— start of THE RECORDS —
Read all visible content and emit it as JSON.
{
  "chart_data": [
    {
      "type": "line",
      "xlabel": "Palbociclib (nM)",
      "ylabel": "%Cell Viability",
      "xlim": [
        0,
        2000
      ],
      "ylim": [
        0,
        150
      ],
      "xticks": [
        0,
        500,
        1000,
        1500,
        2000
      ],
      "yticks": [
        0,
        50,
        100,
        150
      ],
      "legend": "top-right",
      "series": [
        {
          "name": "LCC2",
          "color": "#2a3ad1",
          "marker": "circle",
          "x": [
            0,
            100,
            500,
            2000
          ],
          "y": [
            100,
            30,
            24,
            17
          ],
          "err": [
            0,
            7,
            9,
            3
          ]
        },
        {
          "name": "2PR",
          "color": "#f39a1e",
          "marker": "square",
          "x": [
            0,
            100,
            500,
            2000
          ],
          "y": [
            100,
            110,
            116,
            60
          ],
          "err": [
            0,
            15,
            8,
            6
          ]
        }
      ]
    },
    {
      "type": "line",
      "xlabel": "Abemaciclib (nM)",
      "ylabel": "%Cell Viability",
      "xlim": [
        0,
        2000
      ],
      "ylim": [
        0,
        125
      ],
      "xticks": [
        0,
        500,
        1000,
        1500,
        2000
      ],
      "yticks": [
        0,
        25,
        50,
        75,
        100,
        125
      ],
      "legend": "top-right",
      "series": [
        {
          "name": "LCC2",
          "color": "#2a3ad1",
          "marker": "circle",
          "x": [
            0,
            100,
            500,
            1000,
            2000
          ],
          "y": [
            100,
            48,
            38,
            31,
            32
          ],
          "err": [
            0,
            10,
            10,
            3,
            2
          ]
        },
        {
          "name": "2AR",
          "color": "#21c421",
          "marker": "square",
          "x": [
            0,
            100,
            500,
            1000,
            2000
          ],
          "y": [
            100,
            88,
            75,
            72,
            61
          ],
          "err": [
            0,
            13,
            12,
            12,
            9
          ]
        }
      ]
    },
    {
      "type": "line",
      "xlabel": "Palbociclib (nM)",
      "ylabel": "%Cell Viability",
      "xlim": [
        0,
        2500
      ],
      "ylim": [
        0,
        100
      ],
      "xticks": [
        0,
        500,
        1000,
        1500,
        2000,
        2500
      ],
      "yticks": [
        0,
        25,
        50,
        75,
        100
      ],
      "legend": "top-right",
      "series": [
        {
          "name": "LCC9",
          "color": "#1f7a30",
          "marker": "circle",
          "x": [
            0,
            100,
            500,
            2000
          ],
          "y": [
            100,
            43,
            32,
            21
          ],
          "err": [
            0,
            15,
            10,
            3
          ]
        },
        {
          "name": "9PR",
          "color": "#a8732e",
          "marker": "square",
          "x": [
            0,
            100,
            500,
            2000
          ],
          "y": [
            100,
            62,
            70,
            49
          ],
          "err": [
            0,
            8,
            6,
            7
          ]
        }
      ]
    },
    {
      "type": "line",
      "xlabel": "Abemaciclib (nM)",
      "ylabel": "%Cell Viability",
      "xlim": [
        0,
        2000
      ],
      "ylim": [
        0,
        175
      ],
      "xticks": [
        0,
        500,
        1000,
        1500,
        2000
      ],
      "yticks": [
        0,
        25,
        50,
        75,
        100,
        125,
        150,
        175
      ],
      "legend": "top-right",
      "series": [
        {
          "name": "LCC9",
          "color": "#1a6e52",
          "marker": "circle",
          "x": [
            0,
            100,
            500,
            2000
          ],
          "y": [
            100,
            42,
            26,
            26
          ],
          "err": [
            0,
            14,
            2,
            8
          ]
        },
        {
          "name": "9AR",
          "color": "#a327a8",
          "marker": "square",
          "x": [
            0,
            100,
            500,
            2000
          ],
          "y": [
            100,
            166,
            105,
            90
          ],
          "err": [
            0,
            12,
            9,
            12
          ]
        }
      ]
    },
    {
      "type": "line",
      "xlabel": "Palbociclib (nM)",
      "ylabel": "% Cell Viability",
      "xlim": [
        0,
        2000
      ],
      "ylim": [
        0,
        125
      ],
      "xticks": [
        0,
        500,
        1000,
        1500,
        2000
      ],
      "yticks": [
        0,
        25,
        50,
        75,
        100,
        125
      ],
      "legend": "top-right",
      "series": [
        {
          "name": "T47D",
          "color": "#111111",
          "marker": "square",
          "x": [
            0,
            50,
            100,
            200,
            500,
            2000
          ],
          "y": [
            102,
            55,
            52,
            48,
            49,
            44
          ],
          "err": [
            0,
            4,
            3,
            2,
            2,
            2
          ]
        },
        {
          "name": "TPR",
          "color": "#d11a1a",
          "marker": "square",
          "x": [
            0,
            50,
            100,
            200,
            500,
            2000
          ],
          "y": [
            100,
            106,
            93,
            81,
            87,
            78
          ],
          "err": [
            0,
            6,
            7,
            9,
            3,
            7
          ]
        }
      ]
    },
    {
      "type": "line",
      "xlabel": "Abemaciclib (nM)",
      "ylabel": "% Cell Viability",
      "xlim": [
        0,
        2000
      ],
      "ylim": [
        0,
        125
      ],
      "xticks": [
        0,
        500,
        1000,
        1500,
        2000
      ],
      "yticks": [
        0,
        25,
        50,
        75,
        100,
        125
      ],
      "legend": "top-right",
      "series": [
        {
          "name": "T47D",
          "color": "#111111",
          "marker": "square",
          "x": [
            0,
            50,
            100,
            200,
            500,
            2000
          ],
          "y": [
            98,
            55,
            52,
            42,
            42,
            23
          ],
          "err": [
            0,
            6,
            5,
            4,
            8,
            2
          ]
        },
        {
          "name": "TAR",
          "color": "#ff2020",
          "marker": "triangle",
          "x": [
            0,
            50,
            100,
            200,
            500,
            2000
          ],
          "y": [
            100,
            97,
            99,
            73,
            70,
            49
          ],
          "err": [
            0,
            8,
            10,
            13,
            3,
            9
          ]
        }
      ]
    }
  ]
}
— end of THE RECORDS —
Extract all the material, leaving every line as it is.

Read all visible content and emit it as JSON.
{
  "chart_data": [
    {
      "type": "line",
      "xlabel": "Palbociclib (nM)",
      "ylabel": "%Cell Viability",
      "xlim": [
        0,
        2000
      ],
      "ylim": [
        0,
        150
      ],
      "xticks": [
        0,
        500,
        1000,
        1500,
        2000
      ],
      "yticks": [
        0,
        50,
        100,
        150
      ],
      "legend": "top-right",
      "series": [
        {
          "name": "LCC2",
          "color": "#2a3ad1",
          "marker": "circle",
          "x": [
            0,
            100,
            500,
            2000
          ],
          "y": [
            100,
            30,
            24,
            17
          ],
          "err": [
            0,
            7,
            9,
            3
          ]
        },
        {
          "name": "2PR",
          "color": "#f39a1e",
          "marker": "square",
          "x": [
            0,
            100,
            500,
            2000
          ],
          "y": [
            100,
            110,
            116,
            60
          ],
          "err": [
            0,
            15,
            8,
            6
          ]
        }
      ]
    },
    {
      "type": "line",
      "xlabel": "Abemaciclib (nM)",
      "ylabel": "%Cell Viability",
      "xlim": [
        0,
        2000
      ],
      "ylim": [
        0,
        125
      ],
      "xticks": [
        0,
        500,
        1000,
        1500,
        2000
      ],
      "yticks": [
        0,
        25,
        50,
        75,
        100,
        125
      ],
      "legend": "top-right",
      "series": [
        {
          "name": "LCC2",
          "color": "#2a3ad1",
          "marker": "circle",
          "x": [
            0,
            100,
            500,
            1000,
            2000
          ],
          "y": [
            100,
            48,
            38,
            31,
            32
          ],
          "err": [
            0,
            10,
            10,
            3,
            2
          ]
        },
        {
          "name": "2AR",
          "color": "#21c421",
          "marker": "square",
          "x": [
            0,
            100,
            500,
            1000,
            2000
          ],
          "y": [
            100,
            88,
            75,
            72,
            61
          ],
          "err": [
            0,
            13,
            12,
            12,
            9
          ]
        }
      ]
    },
    {
      "type": "line",
      "xlabel": "Palbociclib (nM)",
      "ylabel": "%Cell Viability",
      "xlim": [
        0,
        2500
      ],
      "ylim": [
        0,
        100
      ],
      "xticks": [
        0,
        500,
        1000,
        1500,
        2000,
        2500
      ],
      "yticks": [
        0,
        25,
        50,
        75,
        100
      ],
      "legend": "top-right",
      "series": [
        {
          "name": "LCC9",
          "color": "#1f7a30",
          "marker": "circle",
          "x": [
            0,
            100,
            500,
            2000
          ],
          "y": [
            100,
            43,
            32,
            21
          ],
          "err": [
            0,
            15,
            10,
            3
          ]
        },
        {
          "name": "9PR",
          "color": "#a8732e",
          "marker": "square",
          "x": [
            0,
            100,
            500,
            2000
          ],
          "y": [
            100,
            62,
            70,
            49
          ],
          "err": [
            0,
            8,
            6,
            7
          ]
        }
      ]
    },
    {
      "type": "line",
      "xlabel": "Abemaciclib (nM)",
      "ylabel": "%Cell Viability",
      "xlim": [
        0,
        2000
      ],
      "ylim": [
        0,
        175
      ],
      "xticks": [
        0,
        500,
        1000,
        1500,
        2000
      ],
      "yticks": [
        0,
        25,
        50,
        75,
        100,
        125,
        150,
        175
      ],
      "legend": "top-right",
      "series": [
        {
          "name": "LCC9",
          "color": "#1a6e52",
          "marker": "circle",
          "x": [
            0,
            100,
            500,
            2000
          ],
          "y": [
            100,
            42,
            26,
            26
          ],
          "err": [
            0,
            14,
            2,
            8
          ]
        },
        {
          "name": "9AR",
          "color": "#a327a8",
          "marker": "square",
          "x": [
            0,
            100,
            500,
            2000
          ],
          "y": [
            100,
            166,
            105,
            90
          ],
          "err": [
            0,
            12,
            9,
            12
          ]
        }
      ]
    },
    {
      "type": "line",
      "xlabel": "Palbociclib (nM)",
      "ylabel": "% Cell Viability",
      "xlim": [
        0,
        2000
      ],
      "ylim": [
        0,
        125
      ],
      "xticks": [
        0,
        500,
        1000,
        1500,
        2000
      ],
      "yticks": [
        0,
        25,
        50,
        75,
        100,
        125
      ],
      "legend": "top-right",
      "series": [
        {
          "name": "T47D",
          "color": "#111111",
          "marker": "square",
          "x": [
            0,
            50,
            100,
            200,
            500,
            2000
          ],
          "y": [
            102,
            55,
            52,
            48,
            49,
            44
          ],
          "err": [
            0,
            4,
            3,
            2,
            2,
            2
          ]
        },
        {
          "name": "TPR",
          "color": "#d11a1a",
          "marker": "square",
          "x": [
            0,
            50,
            100,
            200,
            500,
            2000
          ],
          "y": [
            100,
            106,
            93,
            81,
            87,
            78
          ],
          "err": [
            0,
            6,
            7,
            9,
            3,
            7
          ]
        }
      ]
    },
    {
      "type": "line",
      "xlabel": "Abemaciclib (nM)",
      "ylabel": "% Cell Viability",
      "xlim": [
        0,
        2000
      ],
      "ylim": [
        0,
        125
      ],
      "xticks": [
        0,
        500,
        1000,
        1500,
        2000
      ],
      "yticks": [
        0,
        25,
        50,
        75,
        100,
        125
      ],
      "legend": "top-right",
      "series": [
        {
          "name": "T47D",
          "color": "#111111",
          "marker": "square",
          "x": [
            0,
            50,
            100,
            200,
            500,
            2000
          ],
          "y": [
            98,
            55,
            52,
            42,
            42,
            23
          ],
          "err": [
            0,
            6,
            5,
            4,
            8,
            2
          ]
        },
        {
          "name": "TAR",
          "color": "#ff2020",
          "marker": "triangle",
          "x": [
            0,
            50,
            100,
            200,
            500,
            2000
          ],
          "y": [
            100,
            97,
            99,
            73,
            70,
            49
          ],
          "err": [
            0,
            8,
            10,
            13,
            3,
            9
          ]
        }
      ]
    }
  ]
}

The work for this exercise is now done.